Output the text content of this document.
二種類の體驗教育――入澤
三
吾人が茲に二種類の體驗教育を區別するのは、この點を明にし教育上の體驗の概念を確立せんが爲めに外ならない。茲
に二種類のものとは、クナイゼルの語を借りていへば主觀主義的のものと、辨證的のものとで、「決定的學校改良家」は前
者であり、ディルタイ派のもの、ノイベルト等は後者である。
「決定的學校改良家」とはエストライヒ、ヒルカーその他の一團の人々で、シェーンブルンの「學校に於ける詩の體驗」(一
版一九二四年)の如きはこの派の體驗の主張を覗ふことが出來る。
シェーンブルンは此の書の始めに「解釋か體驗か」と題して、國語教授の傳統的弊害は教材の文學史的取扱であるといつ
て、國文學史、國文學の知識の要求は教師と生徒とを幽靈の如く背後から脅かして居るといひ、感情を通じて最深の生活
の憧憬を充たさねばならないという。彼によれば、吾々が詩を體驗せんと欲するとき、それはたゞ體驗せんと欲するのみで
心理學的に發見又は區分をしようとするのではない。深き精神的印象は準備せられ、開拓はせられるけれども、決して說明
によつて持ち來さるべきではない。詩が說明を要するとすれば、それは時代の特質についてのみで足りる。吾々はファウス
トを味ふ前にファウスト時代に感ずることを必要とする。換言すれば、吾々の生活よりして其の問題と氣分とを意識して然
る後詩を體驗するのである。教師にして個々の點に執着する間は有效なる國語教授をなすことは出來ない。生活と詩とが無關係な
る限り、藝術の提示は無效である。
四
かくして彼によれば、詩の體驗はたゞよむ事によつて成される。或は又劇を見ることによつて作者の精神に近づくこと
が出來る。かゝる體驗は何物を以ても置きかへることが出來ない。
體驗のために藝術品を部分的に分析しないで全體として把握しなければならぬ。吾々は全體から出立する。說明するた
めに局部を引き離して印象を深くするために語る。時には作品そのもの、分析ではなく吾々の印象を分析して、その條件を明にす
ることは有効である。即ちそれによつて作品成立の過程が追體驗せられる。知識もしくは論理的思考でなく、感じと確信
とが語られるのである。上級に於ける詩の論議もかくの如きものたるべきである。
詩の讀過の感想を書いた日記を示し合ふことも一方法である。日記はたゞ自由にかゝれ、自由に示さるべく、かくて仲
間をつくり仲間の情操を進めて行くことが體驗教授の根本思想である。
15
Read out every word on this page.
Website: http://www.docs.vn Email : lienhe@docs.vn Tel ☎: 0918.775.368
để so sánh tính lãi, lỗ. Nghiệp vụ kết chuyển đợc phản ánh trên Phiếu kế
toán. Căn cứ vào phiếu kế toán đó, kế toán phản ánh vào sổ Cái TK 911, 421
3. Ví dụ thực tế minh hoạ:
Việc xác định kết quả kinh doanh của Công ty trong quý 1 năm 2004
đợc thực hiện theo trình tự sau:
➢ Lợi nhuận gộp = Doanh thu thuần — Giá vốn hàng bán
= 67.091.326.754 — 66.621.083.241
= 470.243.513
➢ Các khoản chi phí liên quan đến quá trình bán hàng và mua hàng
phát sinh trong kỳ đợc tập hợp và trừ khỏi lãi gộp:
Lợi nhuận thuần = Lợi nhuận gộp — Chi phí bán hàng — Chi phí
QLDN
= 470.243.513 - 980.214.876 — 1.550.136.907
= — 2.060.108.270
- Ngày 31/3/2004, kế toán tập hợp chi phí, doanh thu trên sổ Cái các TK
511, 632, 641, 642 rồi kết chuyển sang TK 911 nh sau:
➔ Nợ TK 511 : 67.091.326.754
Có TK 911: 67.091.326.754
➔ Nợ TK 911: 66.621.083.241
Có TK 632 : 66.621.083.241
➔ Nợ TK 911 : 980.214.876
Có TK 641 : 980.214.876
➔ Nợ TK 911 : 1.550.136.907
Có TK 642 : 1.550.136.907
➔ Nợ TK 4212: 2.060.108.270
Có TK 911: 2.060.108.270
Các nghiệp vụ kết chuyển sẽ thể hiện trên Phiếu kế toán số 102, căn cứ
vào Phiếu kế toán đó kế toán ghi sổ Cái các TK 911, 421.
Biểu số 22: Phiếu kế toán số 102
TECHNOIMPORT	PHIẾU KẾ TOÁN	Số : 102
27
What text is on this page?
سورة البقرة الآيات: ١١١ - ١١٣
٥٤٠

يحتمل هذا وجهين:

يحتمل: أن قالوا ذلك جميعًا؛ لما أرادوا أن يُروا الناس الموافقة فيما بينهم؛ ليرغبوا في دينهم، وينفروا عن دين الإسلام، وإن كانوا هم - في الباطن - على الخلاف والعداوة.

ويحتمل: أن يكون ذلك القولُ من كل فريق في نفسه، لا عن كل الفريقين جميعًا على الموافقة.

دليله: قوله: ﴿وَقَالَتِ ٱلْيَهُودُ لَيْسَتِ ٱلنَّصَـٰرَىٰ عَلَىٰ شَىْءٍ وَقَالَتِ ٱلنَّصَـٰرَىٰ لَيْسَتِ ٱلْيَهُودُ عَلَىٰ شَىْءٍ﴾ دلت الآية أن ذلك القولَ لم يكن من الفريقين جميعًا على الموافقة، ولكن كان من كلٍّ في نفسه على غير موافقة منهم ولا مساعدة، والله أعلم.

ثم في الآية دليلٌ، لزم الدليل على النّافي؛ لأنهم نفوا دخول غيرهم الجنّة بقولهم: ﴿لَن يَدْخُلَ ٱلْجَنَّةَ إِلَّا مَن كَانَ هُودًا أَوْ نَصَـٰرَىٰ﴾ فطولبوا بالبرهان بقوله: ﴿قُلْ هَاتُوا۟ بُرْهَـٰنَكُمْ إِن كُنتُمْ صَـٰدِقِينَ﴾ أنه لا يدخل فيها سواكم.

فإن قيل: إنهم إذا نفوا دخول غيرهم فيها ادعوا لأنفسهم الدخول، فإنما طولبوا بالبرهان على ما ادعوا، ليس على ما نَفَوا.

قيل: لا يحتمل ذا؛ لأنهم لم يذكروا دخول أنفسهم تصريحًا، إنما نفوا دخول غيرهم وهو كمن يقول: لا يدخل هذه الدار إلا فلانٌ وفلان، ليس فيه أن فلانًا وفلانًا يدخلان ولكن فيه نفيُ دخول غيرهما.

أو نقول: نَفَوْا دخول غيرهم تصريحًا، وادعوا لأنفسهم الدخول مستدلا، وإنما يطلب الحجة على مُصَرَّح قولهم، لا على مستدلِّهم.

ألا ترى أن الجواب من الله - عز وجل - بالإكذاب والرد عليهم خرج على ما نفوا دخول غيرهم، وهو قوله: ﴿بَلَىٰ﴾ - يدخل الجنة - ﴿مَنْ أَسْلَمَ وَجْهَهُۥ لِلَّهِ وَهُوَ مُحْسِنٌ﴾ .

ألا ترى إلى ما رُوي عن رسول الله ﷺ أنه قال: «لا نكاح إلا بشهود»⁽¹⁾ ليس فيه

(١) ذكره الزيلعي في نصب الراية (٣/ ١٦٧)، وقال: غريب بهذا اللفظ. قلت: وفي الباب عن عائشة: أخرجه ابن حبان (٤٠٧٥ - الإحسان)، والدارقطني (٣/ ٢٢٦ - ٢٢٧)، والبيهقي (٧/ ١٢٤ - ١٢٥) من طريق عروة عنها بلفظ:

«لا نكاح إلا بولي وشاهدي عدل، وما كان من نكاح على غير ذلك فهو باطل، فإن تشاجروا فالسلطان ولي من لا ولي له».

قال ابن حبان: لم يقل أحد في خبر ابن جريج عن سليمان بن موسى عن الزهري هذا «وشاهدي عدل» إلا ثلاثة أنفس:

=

______

■ GOAL: Pull out every line of the records above that contains the word "hiện".

■ ANSWER TO THE PROBLEM:
đợc thực hiện theo trình tự sau:
Các nghiệp vụ kết chuyển sẽ thể hiện trên Phiếu kế toán số 102, căn cứ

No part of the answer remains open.